**DATASET ENTRIES:**
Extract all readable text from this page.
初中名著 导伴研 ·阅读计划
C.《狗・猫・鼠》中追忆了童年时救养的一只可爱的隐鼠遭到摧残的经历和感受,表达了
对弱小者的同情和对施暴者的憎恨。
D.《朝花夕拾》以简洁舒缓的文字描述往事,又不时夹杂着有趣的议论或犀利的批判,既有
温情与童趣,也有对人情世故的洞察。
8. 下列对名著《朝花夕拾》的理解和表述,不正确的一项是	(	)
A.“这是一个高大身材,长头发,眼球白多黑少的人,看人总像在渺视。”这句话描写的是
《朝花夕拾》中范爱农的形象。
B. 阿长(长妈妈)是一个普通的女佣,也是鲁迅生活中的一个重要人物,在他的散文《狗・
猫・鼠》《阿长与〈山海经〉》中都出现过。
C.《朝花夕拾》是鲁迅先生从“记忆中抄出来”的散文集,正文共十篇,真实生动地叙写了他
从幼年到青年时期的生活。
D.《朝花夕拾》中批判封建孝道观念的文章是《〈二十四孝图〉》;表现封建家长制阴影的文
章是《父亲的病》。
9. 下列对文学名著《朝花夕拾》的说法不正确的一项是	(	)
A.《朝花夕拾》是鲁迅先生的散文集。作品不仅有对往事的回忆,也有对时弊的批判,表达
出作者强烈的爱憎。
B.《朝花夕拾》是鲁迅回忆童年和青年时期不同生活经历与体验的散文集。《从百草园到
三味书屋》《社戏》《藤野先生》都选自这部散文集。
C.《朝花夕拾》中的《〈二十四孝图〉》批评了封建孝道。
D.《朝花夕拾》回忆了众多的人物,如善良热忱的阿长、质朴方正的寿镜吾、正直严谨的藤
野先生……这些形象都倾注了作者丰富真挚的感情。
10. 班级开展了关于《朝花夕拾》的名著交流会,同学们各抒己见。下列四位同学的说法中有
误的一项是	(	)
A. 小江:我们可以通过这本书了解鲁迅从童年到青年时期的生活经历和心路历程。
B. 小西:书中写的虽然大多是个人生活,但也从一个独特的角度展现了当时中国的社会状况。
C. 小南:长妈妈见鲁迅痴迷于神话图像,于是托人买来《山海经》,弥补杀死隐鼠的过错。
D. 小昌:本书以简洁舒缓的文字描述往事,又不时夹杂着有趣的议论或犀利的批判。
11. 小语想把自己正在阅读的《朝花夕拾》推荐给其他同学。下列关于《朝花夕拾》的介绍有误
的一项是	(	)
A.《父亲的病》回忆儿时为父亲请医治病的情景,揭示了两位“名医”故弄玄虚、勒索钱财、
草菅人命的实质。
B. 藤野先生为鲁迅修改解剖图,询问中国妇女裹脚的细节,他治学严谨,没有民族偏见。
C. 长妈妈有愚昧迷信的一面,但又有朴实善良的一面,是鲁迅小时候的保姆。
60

**TASK:**
Identify and copy all lines with the word "父亲的病".

**WRITTEN RESPONSE:**
章是《父亲的病》。
A.《父亲的病》回忆儿时为父亲请医治病的情景,揭示了两位“名医”故弄玄虚、勒索钱财、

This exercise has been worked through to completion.